--- DATA FOR THE TASK ---

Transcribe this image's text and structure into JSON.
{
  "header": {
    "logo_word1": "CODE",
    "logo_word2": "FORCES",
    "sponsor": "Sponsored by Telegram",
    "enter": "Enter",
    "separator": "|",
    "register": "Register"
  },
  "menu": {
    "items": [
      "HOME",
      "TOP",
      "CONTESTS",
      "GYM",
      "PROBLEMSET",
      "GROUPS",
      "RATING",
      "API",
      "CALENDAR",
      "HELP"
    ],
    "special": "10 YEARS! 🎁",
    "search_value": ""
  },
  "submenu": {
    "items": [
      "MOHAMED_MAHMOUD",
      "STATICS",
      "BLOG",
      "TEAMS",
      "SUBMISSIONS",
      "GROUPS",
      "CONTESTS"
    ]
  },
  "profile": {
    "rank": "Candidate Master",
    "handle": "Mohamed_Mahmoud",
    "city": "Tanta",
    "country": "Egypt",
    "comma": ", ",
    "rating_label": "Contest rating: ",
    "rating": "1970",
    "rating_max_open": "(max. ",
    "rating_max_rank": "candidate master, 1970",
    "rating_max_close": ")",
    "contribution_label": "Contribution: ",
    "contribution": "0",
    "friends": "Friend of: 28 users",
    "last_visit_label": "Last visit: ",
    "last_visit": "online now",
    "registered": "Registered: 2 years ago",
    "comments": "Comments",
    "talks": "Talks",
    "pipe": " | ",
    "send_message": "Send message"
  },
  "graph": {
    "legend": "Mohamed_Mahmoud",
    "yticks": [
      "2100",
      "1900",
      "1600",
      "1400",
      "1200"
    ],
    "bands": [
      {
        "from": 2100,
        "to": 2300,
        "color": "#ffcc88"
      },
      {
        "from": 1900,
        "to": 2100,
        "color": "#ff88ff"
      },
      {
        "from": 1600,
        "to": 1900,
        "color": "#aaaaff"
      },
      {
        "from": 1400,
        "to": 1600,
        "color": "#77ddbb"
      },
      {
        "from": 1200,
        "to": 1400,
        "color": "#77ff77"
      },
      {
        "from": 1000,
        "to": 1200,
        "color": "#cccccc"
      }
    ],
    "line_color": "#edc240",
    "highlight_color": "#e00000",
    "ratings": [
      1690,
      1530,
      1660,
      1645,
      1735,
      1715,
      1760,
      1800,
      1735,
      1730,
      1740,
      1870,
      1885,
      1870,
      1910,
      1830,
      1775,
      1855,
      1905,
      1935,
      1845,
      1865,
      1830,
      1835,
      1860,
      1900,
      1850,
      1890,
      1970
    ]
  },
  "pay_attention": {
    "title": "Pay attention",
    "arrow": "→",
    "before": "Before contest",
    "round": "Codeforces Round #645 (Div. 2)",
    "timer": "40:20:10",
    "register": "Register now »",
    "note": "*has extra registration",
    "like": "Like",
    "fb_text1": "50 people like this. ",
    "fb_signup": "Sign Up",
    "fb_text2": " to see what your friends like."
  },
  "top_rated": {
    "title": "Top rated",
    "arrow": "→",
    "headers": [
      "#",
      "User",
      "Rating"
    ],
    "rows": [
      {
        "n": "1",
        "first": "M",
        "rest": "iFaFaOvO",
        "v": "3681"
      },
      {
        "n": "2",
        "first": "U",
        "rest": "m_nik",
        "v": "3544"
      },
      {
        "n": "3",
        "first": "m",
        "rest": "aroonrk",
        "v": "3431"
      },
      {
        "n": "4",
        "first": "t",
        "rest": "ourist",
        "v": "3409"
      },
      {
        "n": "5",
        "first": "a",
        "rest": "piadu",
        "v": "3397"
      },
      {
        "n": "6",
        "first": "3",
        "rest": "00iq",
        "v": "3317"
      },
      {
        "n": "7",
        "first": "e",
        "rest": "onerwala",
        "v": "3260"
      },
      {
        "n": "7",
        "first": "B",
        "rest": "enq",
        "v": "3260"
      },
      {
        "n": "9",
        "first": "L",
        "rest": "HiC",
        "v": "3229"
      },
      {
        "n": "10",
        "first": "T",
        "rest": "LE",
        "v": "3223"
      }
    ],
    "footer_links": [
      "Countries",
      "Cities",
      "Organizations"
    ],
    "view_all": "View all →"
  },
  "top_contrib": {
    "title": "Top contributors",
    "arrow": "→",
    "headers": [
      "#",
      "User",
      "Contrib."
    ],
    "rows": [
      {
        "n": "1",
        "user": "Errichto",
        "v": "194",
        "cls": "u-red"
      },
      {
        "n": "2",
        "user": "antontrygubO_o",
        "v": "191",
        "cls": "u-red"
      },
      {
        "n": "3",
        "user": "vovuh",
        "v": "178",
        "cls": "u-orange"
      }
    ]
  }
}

---

§ WORK REQUIRED: Repeat every entry exactly, please.

§ RESULT FOR THIS EXERCISE:
Transcribe this image's text and structure into JSON.
{
  "header": {
    "logo_word1": "CODE",
    "logo_word2": "FORCES",
    "sponsor": "Sponsored by Telegram",
    "enter": "Enter",
    "separator": "|",
    "register": "Register"
  },
  "menu": {
    "items": [
      "HOME",
      "TOP",
      "CONTESTS",
      "GYM",
      "PROBLEMSET",
      "GROUPS",
      "RATING",
      "API",
      "CALENDAR",
      "HELP"
    ],
    "special": "10 YEARS! 🎁",
    "search_value": ""
  },
  "submenu": {
    "items": [
      "MOHAMED_MAHMOUD",
      "STATICS",
      "BLOG",
      "TEAMS",
      "SUBMISSIONS",
      "GROUPS",
      "CONTESTS"
    ]
  },
  "profile": {
    "rank": "Candidate Master",
    "handle": "Mohamed_Mahmoud",
    "city": "Tanta",
    "country": "Egypt",
    "comma": ", ",
    "rating_label": "Contest rating: ",
    "rating": "1970",
    "rating_max_open": "(max. ",
    "rating_max_rank": "candidate master, 1970",
    "rating_max_close": ")",
    "contribution_label": "Contribution: ",
    "contribution": "0",
    "friends": "Friend of: 28 users",
    "last_visit_label": "Last visit: ",
    "last_visit": "online now",
    "registered": "Registered: 2 years ago",
    "comments": "Comments",
    "talks": "Talks",
    "pipe": " | ",
    "send_message": "Send message"
  },
  "graph": {
    "legend": "Mohamed_Mahmoud",
    "yticks": [
      "2100",
      "1900",
      "1600",
      "1400",
      "1200"
    ],
    "bands": [
      {
        "from": 2100,
        "to": 2300,
        "color": "#ffcc88"
      },
      {
        "from": 1900,
        "to": 2100,
        "color": "#ff88ff"
      },
      {
        "from": 1600,
        "to": 1900,
        "color": "#aaaaff"
      },
      {
        "from": 1400,
        "to": 1600,
        "color": "#77ddbb"
      },
      {
        "from": 1200,
        "to": 1400,
        "color": "#77ff77"
      },
      {
        "from": 1000,
        "to": 1200,
        "color": "#cccccc"
      }
    ],
    "line_color": "#edc240",
    "highlight_color": "#e00000",
    "ratings": [
      1690,
      1530,
      1660,
      1645,
      1735,
      1715,
      1760,
      1800,
      1735,
      1730,
      1740,
      1870,
      1885,
      1870,
      1910,
      1830,
      1775,
      1855,
      1905,
      1935,
      1845,
      1865,
      1830,
      1835,
      1860,
      1900,
      1850,
      1890,
      1970
    ]
  },
  "pay_attention": {
    "title": "Pay attention",
    "arrow": "→",
    "before": "Before contest",
    "round": "Codeforces Round #645 (Div. 2)",
    "timer": "40:20:10",
    "register": "Register now »",
    "note": "*has extra registration",
    "like": "Like",
    "fb_text1": "50 people like this. ",
    "fb_signup": "Sign Up",
    "fb_text2": " to see what your friends like."
  },
  "top_rated": {
    "title": "Top rated",
    "arrow": "→",
    "headers": [
      "#",
      "User",
      "Rating"
    ],
    "rows": [
      {
        "n": "1",
        "first": "M",
        "rest": "iFaFaOvO",
        "v": "3681"
      },
      {
        "n": "2",
        "first": "U",
        "rest": "m_nik",
        "v": "3544"
      },
      {
        "n": "3",
        "first": "m",
        "rest": "aroonrk",
        "v": "3431"
      },
      {
        "n": "4",
        "first": "t",
        "rest": "ourist",
        "v": "3409"
      },
      {
        "n": "5",
        "first": "a",
        "rest": "piadu",
        "v": "3397"
      },
      {
        "n": "6",
        "first": "3",
        "rest": "00iq",
        "v": "3317"
      },
      {
        "n": "7",
        "first": "e",
        "rest": "onerwala",
        "v": "3260"
      },
      {
        "n": "7",
        "first": "B",
        "rest": "enq",
        "v": "3260"
      },
      {
        "n": "9",
        "first": "L",
        "rest": "HiC",
        "v": "3229"
      },
      {
        "n": "10",
        "first": "T",
        "rest": "LE",
        "v": "3223"
      }
    ],
    "footer_links": [
      "Countries",
      "Cities",
      "Organizations"
    ],
    "view_all": "View all →"
  },
  "top_contrib": {
    "title": "Top contributors",
    "arrow": "→",
    "headers": [
      "#",
      "User",
      "Contrib."
    ],
    "rows": [
      {
        "n": "1",
        "user": "Errichto",
        "v": "194",
        "cls": "u-red"
      },
      {
        "n": "2",
        "user": "antontrygubO_o",
        "v": "191",
        "cls": "u-red"
      },
      {
        "n": "3",
        "user": "vovuh",
        "v": "178",
        "cls": "u-orange"
      }
    ]
  }
}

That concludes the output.